Your instructions: Identify all lines in the listing that include the word "用法讲解", and copy them out.

Recorded data:
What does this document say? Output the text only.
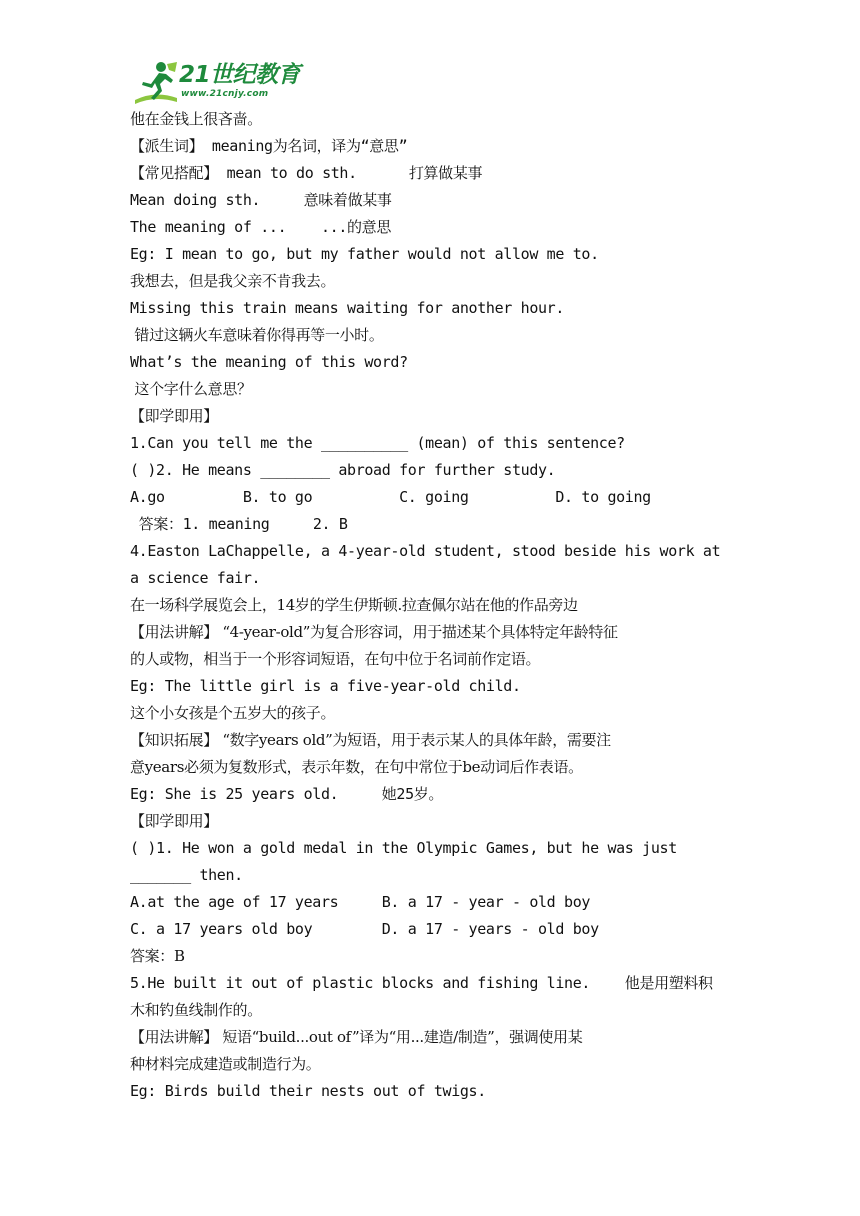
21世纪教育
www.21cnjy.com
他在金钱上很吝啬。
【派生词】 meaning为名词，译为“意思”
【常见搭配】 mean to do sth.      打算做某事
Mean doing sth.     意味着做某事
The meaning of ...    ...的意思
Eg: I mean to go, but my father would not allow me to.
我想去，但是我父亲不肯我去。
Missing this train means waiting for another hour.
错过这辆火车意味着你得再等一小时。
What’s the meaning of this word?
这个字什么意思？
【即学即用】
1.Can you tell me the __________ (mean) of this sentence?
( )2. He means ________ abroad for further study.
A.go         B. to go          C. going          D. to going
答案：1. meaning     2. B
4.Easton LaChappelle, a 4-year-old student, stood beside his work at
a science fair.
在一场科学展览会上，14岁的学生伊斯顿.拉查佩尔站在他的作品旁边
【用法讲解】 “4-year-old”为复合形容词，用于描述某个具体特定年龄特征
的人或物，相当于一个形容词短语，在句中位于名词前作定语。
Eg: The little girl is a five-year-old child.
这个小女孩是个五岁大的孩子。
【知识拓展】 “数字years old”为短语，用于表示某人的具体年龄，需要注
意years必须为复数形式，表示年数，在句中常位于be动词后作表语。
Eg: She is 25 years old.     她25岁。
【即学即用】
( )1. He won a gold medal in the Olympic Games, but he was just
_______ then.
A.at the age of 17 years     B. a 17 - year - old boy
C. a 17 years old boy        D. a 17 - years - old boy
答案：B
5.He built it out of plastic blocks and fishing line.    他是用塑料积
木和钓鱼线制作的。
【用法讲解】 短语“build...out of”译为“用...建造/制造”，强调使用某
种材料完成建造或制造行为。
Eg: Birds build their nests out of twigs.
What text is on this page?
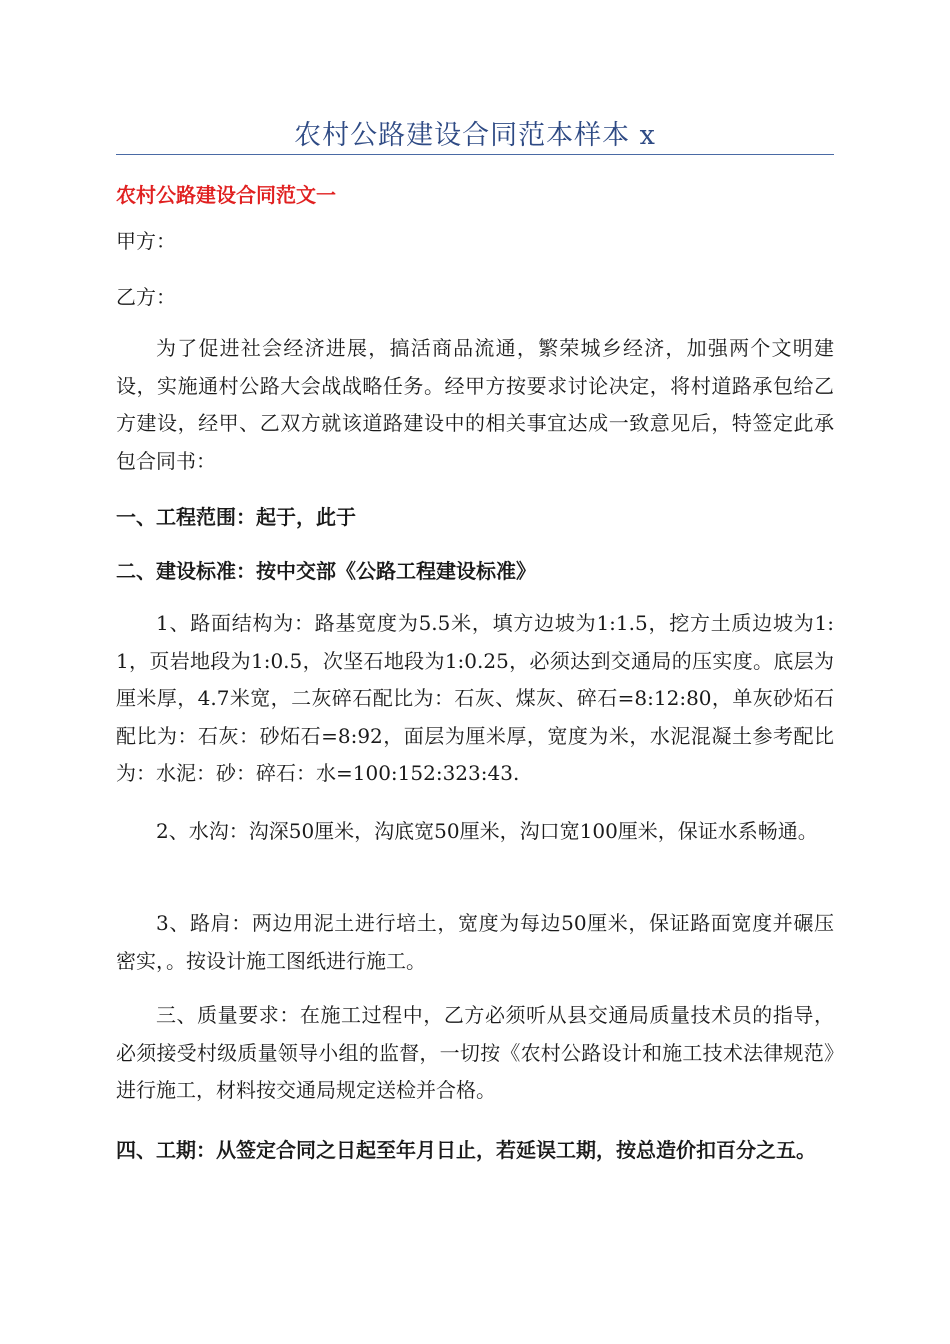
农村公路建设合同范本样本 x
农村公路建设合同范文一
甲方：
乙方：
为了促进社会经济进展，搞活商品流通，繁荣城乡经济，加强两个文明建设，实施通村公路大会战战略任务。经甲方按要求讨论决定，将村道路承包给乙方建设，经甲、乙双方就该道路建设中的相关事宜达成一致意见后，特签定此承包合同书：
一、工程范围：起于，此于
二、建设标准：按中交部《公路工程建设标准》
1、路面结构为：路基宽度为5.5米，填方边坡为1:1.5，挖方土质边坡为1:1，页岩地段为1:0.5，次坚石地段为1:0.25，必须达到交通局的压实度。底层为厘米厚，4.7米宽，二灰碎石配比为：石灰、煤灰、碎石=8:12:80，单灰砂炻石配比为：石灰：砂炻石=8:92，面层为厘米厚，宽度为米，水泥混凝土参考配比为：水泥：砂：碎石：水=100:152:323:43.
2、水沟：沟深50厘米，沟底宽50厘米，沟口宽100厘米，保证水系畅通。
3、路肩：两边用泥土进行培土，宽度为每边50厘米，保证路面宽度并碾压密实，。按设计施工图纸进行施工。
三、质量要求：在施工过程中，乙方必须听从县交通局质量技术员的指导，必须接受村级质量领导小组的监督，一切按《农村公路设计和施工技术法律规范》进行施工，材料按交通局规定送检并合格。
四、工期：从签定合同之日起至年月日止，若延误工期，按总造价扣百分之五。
...
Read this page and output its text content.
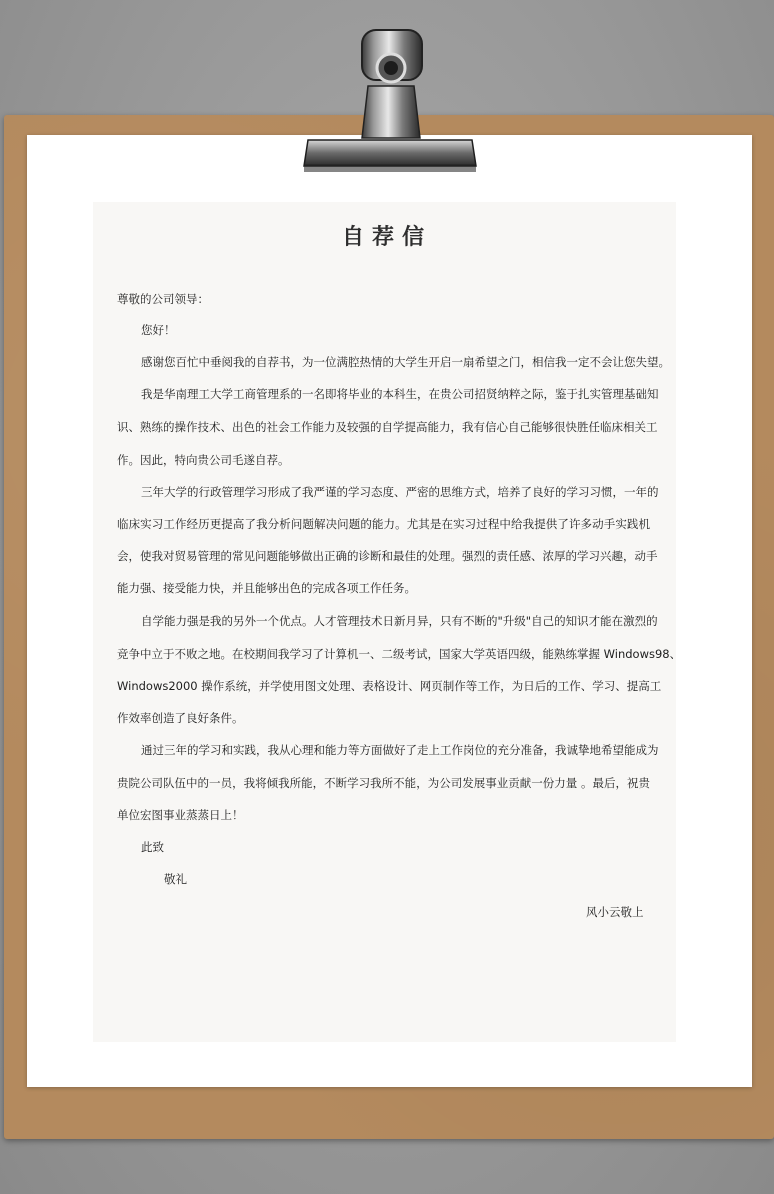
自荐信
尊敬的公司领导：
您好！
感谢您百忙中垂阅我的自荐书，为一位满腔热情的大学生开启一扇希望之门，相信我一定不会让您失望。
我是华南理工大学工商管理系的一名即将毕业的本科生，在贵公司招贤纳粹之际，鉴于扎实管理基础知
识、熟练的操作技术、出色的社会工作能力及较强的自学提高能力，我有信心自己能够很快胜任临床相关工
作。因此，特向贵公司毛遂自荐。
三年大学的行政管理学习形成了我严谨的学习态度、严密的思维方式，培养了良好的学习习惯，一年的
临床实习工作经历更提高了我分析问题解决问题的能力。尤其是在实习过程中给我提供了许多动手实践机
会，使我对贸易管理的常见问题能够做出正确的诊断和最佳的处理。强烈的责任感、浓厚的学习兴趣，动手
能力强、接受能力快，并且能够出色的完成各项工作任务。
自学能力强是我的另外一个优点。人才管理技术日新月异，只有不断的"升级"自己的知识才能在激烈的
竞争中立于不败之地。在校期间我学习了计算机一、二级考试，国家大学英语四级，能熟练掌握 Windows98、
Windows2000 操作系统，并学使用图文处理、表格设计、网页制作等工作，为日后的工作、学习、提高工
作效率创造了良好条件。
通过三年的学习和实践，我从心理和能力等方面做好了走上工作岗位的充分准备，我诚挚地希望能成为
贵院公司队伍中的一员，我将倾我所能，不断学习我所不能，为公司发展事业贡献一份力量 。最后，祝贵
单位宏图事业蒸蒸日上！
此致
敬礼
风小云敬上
--
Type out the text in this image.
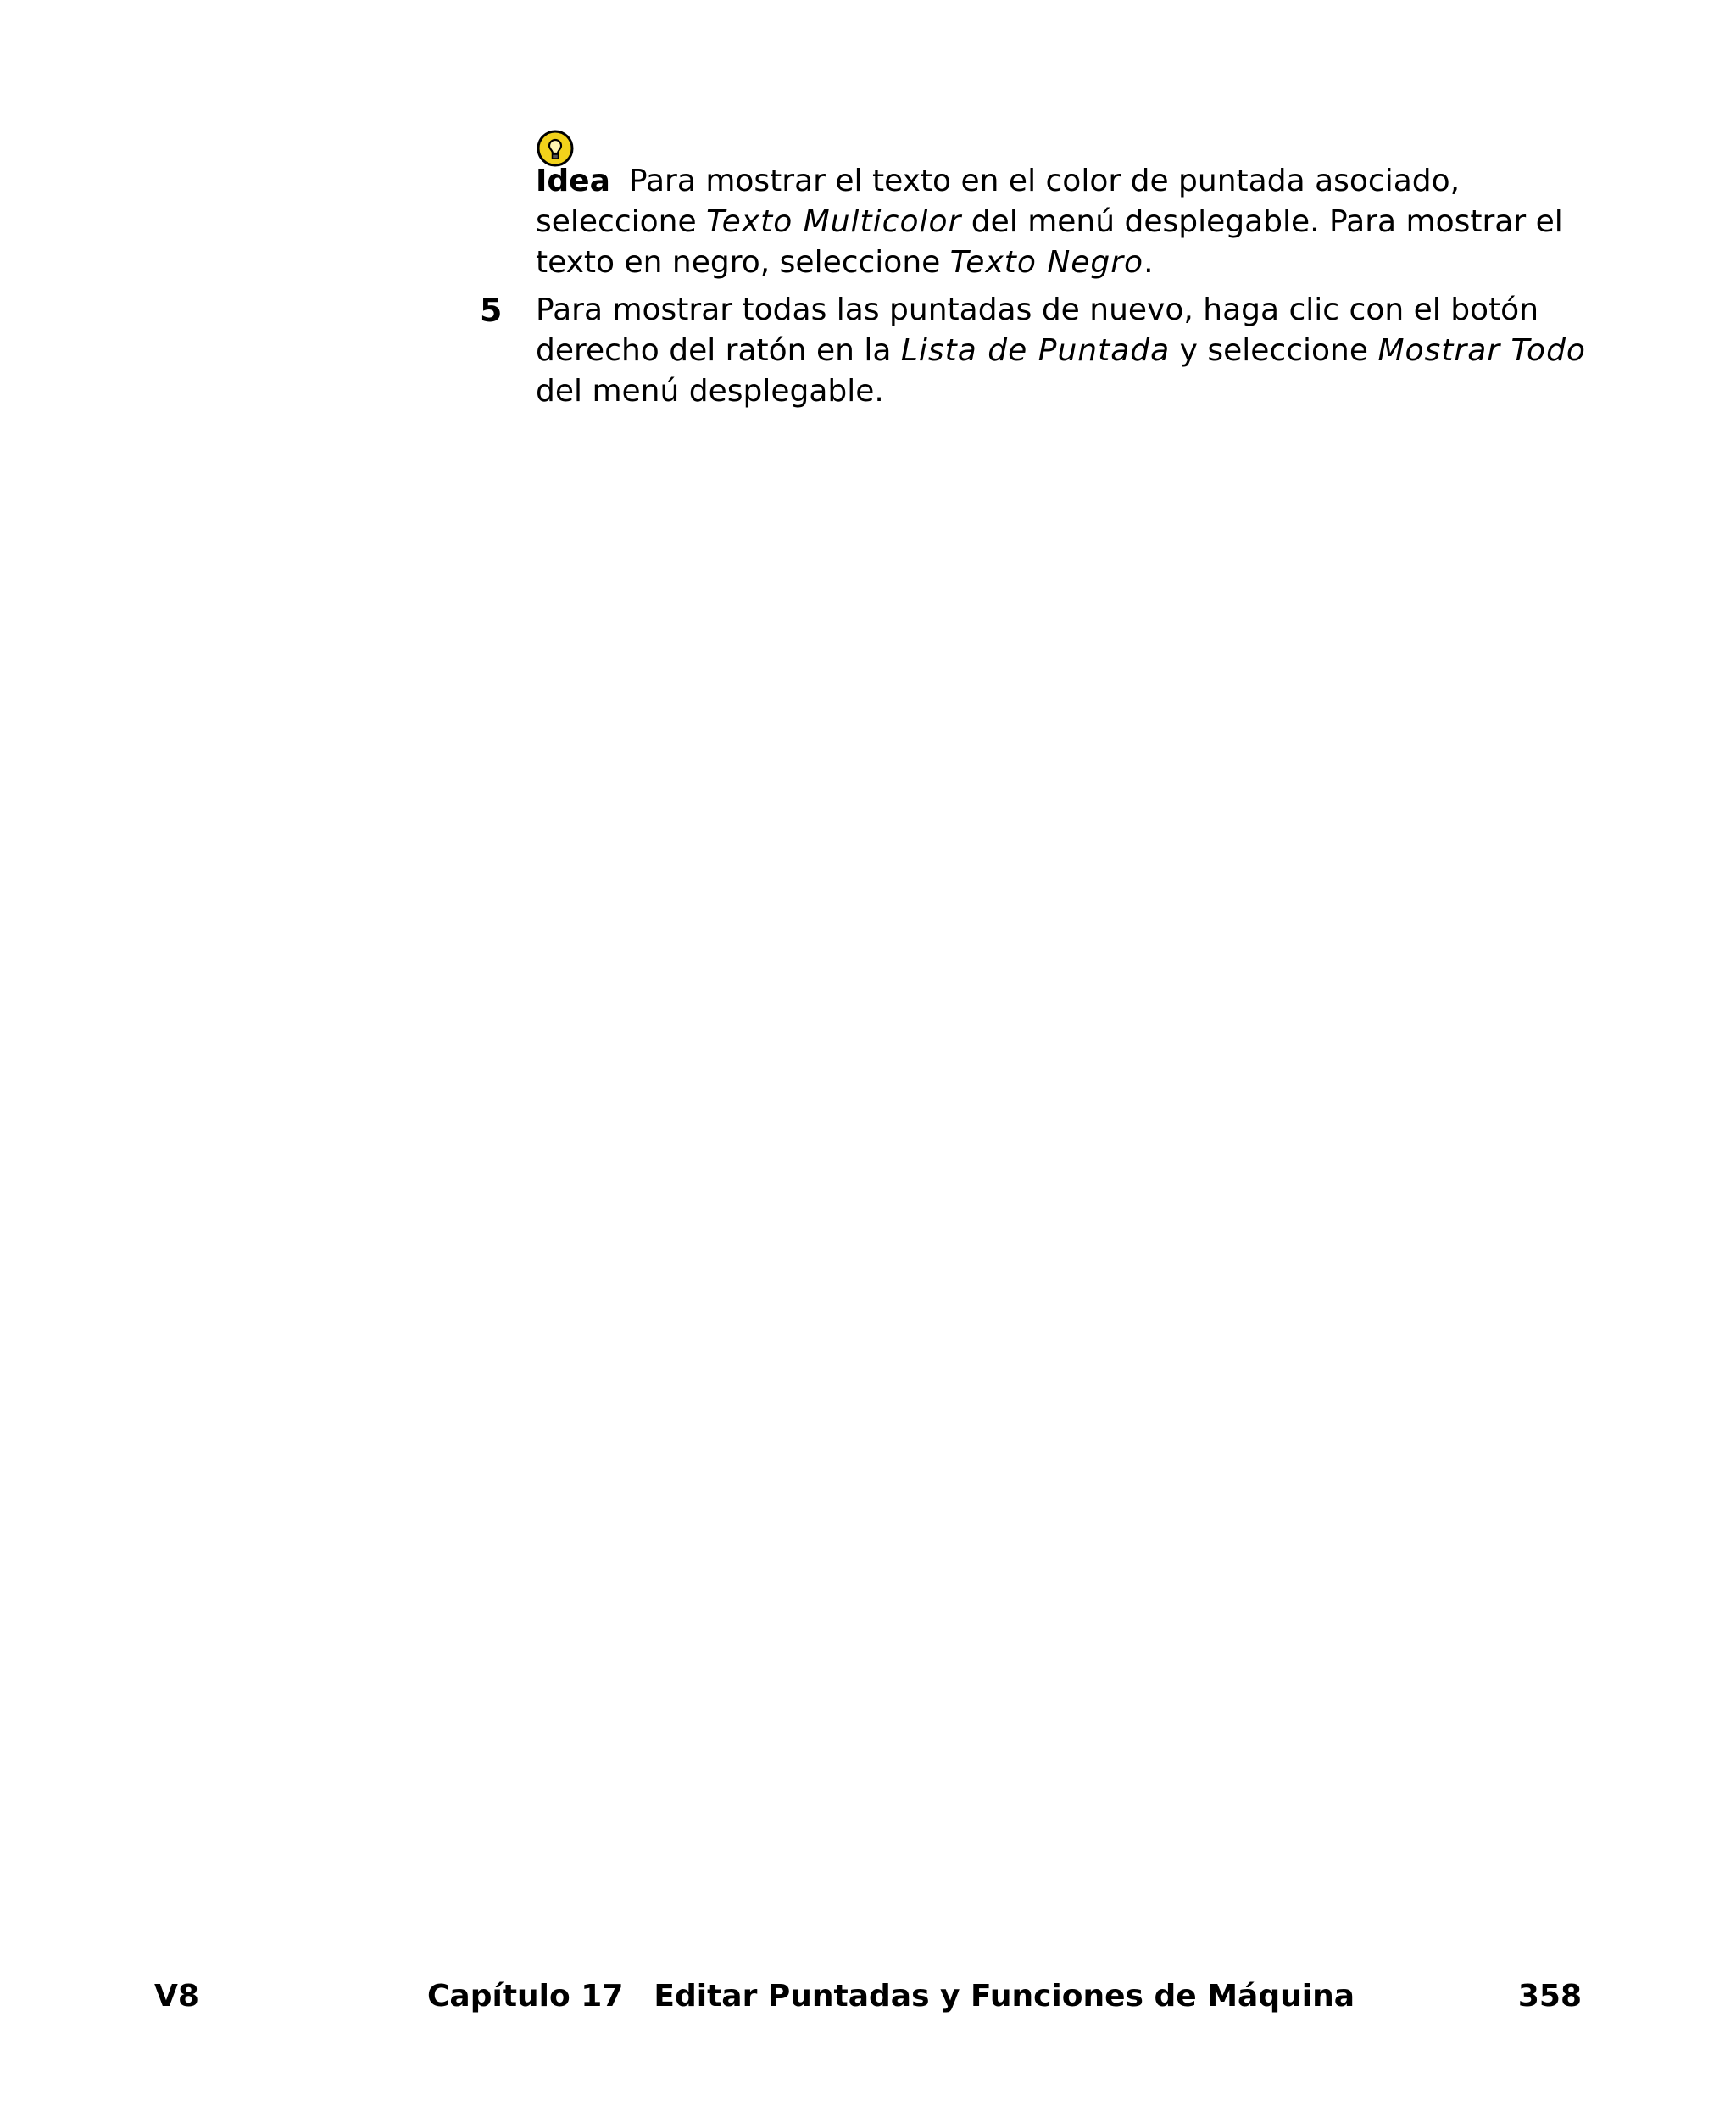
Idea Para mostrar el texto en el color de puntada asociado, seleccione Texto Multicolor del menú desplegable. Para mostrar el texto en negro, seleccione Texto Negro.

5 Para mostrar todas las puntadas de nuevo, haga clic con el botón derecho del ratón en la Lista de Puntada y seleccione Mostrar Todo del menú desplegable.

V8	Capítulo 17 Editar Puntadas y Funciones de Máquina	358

Task answer:
【用法讲解】 “4-year-old”为复合形容词，用于描述某个具体特定年龄特征
【用法讲解】 短语“build...out of”译为“用...建造/制造”，强调使用某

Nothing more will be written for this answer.